> [Task statement]
Locate the line containing "Read out every word on this page.", then please write out that line and all the lines below it in the entries exactly.
--- Start Data supplied ---
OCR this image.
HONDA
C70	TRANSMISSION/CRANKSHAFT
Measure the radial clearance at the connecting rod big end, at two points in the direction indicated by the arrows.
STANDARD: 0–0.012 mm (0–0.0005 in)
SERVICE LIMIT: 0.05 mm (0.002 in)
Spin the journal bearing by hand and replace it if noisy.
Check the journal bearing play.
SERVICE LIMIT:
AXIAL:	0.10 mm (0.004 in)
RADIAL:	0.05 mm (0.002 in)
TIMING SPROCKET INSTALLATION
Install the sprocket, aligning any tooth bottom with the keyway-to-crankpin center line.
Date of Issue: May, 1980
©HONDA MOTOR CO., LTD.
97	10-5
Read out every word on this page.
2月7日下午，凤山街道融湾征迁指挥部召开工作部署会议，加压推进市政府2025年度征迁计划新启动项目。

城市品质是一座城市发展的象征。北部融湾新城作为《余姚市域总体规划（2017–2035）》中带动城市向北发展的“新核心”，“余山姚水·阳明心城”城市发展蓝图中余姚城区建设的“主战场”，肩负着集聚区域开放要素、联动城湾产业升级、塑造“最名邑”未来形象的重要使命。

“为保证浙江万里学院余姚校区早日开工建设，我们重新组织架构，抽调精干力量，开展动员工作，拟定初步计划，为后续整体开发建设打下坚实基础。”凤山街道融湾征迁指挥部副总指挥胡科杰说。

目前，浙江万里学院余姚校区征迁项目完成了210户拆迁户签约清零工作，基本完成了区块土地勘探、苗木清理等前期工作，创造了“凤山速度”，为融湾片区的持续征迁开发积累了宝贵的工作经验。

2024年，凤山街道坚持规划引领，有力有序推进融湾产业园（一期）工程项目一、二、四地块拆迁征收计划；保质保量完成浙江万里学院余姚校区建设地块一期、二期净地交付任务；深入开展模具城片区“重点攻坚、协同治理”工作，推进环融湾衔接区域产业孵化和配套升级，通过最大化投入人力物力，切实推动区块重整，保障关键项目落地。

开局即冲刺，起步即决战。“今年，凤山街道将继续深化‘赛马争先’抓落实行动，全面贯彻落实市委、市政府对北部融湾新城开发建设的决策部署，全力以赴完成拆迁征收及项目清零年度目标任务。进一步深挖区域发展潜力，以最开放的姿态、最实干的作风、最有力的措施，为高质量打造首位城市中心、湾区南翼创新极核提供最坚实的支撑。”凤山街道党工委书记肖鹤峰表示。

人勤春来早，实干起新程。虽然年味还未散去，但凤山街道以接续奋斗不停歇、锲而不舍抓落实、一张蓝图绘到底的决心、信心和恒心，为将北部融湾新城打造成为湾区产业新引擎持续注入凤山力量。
--- End Data supplied ---
> [Solution]
Read out every word on this page.
2月7日下午，凤山街道融湾征迁指挥部召开工作部署会议，加压推进市政府2025年度征迁计划新启动项目。

城市品质是一座城市发展的象征。北部融湾新城作为《余姚市域总体规划（2017–2035）》中带动城市向北发展的“新核心”，“余山姚水·阳明心城”城市发展蓝图中余姚城区建设的“主战场”，肩负着集聚区域开放要素、联动城湾产业升级、塑造“最名邑”未来形象的重要使命。

“为保证浙江万里学院余姚校区早日开工建设，我们重新组织架构，抽调精干力量，开展动员工作，拟定初步计划，为后续整体开发建设打下坚实基础。”凤山街道融湾征迁指挥部副总指挥胡科杰说。

目前，浙江万里学院余姚校区征迁项目完成了210户拆迁户签约清零工作，基本完成了区块土地勘探、苗木清理等前期工作，创造了“凤山速度”，为融湾片区的持续征迁开发积累了宝贵的工作经验。

2024年，凤山街道坚持规划引领，有力有序推进融湾产业园（一期）工程项目一、二、四地块拆迁征收计划；保质保量完成浙江万里学院余姚校区建设地块一期、二期净地交付任务；深入开展模具城片区“重点攻坚、协同治理”工作，推进环融湾衔接区域产业孵化和配套升级，通过最大化投入人力物力，切实推动区块重整，保障关键项目落地。

开局即冲刺，起步即决战。“今年，凤山街道将继续深化‘赛马争先’抓落实行动，全面贯彻落实市委、市政府对北部融湾新城开发建设的决策部署，全力以赴完成拆迁征收及项目清零年度目标任务。进一步深挖区域发展潜力，以最开放的姿态、最实干的作风、最有力的措施，为高质量打造首位城市中心、湾区南翼创新极核提供最坚实的支撑。”凤山街道党工委书记肖鹤峰表示。

人勤春来早，实干起新程。虽然年味还未散去，但凤山街道以接续奋斗不停歇、锲而不舍抓落实、一张蓝图绘到底的决心、信心和恒心，为将北部融湾新城打造成为湾区产业新引擎持续注入凤山力量。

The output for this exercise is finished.